▶ [Excerpt provided]:
* * * * * * *

Monday, September 3, 2007

Atrocious Ads: Help Wanted

I perused the want ads in a local free paper this morning (I'm having a book drought and one must read something) and came across a want ad from a company with which I am familiar. I read through the large (and, one would think, expensive) ad only to find this sentence:
“Good PC skills is required.”

Once I'd retrieved my jaw from the floor and re-affixed it to my face , I looked through some of the other ads. I discovered such unusual circumstances as:

“Successful application should have a background in...” Gosh, here I thought they were hiring a person. If they want to pay my paper, I'll be happy to send a resumé. I suspect, however, that they intended to say that the successful applicant will have that background.

According to numerous companies, “this position will...” This is perhaps a more aesthetic objection, considering the limiting nature of want ads, but what these folks mean is that the person who accepts this position will do or have the listed things. The ephemeral, paper-based “position” cannot act.

Then I found the company that feels they are so innovative that they used the word three times in their ad, twice on the same line. They even used the word to describe the person for whom they are looking. If they were that innovative they would have thought to use a thesaurus. Another company described their benefits package as innovative. Pardon me while I doubt.

An ad for a federal agency included the phrase, “the ability to demonstrate experience in a supervisory or management role”. I'm disregarding the fact that it is part of a fragmentary sentence couched between two complete sentences. This is a simple case of word inflation. A far better ad would have read, “supervisory or management experience”. Perhaps they paid for the giant rectangle and needed the words to fill it. Then again, they could have just given the sentence a subject or verb to use up the space.

I won't even touch the Wells Fargo ad that started “Someday, a company that I can grow with.” [shudders] This all goes to show you that HR should not be left to their own devices when it comes to advertising. These things are the first impression of your company that some people get. Have your PR folks read the darn things, Corporate America!

* * * * * * *

▶ [Recorded information]:

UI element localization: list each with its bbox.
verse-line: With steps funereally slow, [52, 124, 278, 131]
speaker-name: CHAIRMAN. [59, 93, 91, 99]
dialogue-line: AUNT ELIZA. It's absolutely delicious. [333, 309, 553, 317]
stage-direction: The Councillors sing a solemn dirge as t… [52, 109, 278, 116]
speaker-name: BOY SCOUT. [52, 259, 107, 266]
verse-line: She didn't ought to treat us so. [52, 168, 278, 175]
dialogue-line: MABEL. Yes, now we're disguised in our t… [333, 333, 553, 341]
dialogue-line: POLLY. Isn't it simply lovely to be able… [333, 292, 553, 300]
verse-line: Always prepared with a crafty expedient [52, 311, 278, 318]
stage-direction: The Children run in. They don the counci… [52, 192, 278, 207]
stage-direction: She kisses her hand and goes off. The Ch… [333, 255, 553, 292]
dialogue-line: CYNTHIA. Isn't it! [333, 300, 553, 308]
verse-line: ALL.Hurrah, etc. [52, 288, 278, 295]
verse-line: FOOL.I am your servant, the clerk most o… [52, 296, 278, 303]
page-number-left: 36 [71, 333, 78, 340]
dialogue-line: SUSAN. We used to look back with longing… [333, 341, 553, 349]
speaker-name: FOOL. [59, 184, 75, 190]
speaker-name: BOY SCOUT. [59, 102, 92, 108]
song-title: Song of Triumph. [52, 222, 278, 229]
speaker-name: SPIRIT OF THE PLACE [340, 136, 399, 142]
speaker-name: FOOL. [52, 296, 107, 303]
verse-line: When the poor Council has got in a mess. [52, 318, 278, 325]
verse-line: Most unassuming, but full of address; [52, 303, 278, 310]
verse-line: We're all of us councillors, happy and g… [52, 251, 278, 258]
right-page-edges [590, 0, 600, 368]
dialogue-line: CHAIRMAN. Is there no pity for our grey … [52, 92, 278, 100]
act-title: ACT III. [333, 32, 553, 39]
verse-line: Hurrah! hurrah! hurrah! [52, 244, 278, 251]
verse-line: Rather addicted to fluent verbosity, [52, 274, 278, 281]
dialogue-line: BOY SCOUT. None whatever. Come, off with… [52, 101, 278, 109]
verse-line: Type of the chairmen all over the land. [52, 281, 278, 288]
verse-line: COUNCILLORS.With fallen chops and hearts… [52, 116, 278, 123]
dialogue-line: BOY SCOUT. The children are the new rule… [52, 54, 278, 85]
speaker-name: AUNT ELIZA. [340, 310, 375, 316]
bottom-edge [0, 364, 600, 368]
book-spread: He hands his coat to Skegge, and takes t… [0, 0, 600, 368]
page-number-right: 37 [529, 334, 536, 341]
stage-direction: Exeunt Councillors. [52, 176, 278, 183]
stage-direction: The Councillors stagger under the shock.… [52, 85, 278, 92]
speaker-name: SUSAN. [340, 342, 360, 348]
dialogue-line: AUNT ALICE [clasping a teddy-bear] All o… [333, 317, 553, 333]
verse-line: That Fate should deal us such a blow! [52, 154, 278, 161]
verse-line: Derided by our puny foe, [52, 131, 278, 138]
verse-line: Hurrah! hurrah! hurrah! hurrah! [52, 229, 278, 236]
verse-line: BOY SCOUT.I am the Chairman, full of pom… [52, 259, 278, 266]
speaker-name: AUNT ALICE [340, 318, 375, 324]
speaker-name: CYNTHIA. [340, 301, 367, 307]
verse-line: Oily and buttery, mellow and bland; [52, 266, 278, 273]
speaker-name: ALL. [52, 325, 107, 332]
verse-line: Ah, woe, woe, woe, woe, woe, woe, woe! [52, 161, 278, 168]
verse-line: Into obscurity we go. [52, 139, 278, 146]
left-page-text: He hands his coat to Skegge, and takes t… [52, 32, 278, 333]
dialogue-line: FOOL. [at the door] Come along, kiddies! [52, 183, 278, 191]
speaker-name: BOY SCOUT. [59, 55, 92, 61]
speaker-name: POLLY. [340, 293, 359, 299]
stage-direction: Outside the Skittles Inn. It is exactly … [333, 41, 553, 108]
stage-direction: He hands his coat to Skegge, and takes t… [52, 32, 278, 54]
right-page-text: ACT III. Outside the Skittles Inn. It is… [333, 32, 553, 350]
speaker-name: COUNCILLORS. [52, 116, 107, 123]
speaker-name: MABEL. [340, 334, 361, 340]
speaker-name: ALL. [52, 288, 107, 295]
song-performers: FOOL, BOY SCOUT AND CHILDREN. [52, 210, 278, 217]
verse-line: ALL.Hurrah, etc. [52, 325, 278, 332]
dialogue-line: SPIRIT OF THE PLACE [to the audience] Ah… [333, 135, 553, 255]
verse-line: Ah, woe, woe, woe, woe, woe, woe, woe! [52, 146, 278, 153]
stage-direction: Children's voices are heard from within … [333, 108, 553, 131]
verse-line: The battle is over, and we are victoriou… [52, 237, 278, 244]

* * * * * * *

▶ [Required work]:
**1.** In the post on want ads, how many times did the company that calls itself innovative use that word in its ad?
**2.** Print the part of the want-ad post from "Then I found" to "up the space.".

▶ [Responses by task]:
**1.** Three times, twice on the same line.

**2.**
Then I found the company that feels they are so innovative that they used the word three times in their ad, twice on the same line. They even used the word to describe the person for whom they are looking. If they were that innovative they would have thought to use a thesaurus. Another company described their benefits package as innovative. Pardon me while I doubt.

An ad for a federal agency included the phrase, “the ability to demonstrate experience in a supervisory or management role”. I'm disregarding the fact that it is part of a fragmentary sentence couched between two complete sentences. This is a simple case of word inflation. A far better ad would have read, “supervisory or management experience”. Perhaps they paid for the giant rectangle and needed the words to fill it. Then again, they could have just given the sentence a subject or verb to use up the space.